Records for the task:
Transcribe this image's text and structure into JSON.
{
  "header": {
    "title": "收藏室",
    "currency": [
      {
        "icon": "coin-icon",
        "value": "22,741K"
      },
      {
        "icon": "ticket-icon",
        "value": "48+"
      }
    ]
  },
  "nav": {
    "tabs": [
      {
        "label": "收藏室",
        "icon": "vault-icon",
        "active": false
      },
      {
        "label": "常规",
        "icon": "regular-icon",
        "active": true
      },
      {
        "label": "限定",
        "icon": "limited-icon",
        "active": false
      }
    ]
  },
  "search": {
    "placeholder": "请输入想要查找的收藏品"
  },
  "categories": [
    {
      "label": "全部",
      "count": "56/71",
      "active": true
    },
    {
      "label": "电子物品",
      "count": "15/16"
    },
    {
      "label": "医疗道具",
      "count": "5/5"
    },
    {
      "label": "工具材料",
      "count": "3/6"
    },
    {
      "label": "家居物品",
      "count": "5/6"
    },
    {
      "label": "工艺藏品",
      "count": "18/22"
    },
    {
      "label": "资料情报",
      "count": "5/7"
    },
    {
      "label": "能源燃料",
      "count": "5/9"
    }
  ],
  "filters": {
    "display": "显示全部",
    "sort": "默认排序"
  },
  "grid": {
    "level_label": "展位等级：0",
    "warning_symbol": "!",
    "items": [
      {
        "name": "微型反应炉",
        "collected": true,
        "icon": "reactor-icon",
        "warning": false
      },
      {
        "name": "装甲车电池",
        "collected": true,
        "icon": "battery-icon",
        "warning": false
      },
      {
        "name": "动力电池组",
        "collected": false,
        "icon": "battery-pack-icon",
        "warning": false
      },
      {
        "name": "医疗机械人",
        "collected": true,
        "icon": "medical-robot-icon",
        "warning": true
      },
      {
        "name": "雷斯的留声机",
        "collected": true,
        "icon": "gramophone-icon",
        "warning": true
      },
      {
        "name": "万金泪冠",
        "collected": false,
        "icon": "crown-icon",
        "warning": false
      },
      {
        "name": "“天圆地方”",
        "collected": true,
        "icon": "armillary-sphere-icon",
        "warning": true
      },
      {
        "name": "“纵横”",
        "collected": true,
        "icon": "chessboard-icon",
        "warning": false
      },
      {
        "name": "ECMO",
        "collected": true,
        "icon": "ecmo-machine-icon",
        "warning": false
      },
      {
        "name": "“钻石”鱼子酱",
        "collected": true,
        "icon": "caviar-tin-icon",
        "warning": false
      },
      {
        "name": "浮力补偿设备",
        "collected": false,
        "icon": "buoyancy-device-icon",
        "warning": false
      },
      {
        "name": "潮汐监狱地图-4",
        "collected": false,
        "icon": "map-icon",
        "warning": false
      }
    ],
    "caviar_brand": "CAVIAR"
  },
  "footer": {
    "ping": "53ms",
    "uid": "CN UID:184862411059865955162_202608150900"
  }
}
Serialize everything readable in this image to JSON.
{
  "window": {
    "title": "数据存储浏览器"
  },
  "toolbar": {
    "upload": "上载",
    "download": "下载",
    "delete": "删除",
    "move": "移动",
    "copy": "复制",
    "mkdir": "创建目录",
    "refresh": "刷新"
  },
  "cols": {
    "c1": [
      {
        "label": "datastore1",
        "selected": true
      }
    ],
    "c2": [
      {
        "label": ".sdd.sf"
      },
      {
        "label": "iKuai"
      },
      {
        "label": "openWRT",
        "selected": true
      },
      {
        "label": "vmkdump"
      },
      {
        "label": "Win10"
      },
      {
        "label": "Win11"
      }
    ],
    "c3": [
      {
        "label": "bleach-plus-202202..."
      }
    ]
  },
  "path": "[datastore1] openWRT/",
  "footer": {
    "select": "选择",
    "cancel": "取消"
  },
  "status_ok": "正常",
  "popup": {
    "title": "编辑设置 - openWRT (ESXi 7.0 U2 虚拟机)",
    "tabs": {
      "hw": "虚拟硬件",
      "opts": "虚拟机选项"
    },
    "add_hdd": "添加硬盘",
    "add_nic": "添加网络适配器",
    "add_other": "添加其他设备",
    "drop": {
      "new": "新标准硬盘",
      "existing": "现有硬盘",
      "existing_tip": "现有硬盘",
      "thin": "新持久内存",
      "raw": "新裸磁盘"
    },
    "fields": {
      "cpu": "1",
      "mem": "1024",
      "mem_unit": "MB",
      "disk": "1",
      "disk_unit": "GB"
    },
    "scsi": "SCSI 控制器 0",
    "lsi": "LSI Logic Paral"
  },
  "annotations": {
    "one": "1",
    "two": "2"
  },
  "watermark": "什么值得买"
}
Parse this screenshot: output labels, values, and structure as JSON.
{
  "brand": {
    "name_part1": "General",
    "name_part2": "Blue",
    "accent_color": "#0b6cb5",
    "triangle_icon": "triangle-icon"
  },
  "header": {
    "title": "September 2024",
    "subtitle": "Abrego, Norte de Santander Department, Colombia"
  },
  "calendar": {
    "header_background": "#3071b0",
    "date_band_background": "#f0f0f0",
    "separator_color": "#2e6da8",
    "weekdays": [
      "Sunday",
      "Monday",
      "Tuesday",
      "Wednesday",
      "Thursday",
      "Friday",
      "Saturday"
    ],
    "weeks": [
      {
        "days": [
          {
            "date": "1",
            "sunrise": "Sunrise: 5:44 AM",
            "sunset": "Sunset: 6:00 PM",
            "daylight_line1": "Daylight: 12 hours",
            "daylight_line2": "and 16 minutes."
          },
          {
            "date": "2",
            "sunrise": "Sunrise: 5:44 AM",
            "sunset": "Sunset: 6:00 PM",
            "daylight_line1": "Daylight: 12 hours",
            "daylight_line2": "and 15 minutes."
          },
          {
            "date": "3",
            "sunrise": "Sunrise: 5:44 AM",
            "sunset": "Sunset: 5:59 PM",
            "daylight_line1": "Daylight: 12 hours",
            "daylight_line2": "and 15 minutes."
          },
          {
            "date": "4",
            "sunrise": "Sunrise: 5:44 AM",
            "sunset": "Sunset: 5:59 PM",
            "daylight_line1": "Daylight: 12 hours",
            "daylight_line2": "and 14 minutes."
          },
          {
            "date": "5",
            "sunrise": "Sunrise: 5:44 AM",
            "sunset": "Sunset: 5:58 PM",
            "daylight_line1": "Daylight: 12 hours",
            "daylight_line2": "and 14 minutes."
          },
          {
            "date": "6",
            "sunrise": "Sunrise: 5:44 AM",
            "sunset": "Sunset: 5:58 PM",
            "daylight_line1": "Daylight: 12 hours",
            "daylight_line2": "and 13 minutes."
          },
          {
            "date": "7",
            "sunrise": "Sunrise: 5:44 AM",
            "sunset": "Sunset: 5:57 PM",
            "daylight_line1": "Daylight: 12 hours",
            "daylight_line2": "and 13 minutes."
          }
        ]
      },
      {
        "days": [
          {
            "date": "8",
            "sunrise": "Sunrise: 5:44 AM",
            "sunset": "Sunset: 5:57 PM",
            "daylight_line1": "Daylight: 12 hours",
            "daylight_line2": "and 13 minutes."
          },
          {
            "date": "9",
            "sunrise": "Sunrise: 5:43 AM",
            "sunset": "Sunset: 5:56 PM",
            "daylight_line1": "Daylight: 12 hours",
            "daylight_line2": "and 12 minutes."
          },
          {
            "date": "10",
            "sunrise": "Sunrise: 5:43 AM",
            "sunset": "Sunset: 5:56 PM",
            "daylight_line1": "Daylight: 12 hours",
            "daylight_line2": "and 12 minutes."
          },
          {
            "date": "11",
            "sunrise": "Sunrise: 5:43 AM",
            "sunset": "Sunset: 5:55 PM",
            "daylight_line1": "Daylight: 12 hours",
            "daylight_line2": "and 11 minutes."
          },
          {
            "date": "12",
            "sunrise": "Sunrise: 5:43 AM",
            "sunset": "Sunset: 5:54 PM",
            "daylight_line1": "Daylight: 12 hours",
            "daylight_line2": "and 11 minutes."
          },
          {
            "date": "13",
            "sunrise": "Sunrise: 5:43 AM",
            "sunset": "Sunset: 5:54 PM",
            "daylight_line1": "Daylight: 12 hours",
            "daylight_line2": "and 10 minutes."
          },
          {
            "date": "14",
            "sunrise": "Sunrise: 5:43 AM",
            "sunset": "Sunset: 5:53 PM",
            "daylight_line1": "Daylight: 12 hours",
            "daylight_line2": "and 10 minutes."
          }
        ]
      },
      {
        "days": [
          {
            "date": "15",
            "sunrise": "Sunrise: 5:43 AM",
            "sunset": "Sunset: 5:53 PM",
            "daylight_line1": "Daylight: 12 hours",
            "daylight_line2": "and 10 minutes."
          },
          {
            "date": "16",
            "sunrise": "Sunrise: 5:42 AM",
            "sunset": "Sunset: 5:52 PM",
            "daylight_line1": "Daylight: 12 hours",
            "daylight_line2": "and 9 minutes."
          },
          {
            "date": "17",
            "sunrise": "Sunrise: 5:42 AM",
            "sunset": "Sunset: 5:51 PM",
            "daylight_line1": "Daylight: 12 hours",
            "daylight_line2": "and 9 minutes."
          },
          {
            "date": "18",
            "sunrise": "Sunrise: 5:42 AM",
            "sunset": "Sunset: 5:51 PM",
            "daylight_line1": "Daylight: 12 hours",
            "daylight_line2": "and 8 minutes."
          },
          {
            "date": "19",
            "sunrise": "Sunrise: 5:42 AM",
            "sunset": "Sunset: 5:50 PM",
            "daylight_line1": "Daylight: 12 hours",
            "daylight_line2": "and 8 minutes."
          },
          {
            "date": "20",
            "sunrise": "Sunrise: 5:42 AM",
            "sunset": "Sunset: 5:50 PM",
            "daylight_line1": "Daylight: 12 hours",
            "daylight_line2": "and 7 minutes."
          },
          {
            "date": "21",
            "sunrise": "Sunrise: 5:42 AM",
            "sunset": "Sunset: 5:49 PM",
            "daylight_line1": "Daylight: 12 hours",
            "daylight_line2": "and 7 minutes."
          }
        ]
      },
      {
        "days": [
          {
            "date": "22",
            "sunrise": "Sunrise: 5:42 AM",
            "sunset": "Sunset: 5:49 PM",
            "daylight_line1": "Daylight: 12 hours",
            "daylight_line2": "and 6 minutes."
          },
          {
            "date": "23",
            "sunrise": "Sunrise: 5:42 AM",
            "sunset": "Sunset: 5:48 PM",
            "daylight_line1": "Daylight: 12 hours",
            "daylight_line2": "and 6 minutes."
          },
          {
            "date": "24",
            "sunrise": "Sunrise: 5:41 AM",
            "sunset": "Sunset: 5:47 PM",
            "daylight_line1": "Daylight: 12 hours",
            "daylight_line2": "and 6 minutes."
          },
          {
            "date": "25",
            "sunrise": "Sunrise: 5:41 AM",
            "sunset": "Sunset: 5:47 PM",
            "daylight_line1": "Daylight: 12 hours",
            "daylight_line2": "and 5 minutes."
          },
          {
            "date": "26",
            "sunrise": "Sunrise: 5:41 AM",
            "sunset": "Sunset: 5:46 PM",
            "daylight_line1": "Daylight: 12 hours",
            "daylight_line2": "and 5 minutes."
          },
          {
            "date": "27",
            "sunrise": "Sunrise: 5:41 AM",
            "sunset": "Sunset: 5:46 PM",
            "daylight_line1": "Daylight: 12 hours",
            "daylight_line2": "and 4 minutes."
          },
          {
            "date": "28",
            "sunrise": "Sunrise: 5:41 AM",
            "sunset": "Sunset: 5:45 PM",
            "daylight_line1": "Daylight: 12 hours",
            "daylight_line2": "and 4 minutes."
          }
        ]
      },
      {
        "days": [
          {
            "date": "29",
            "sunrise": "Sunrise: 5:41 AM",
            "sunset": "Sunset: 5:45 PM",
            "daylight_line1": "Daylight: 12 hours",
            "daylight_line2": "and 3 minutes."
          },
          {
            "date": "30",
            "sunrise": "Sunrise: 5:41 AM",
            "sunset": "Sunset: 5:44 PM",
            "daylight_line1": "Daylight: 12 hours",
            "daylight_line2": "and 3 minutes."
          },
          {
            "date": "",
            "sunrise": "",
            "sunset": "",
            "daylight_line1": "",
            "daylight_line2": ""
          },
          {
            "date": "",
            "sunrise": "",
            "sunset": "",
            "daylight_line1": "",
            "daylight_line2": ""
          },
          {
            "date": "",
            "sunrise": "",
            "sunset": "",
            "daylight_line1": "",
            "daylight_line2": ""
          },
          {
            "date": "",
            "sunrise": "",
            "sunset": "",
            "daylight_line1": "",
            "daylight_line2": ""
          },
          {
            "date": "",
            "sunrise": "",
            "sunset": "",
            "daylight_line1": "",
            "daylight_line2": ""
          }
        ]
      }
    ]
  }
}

The task: Of the lines in the entries, how many include the word "battery"? State only the number.

Right answer: 2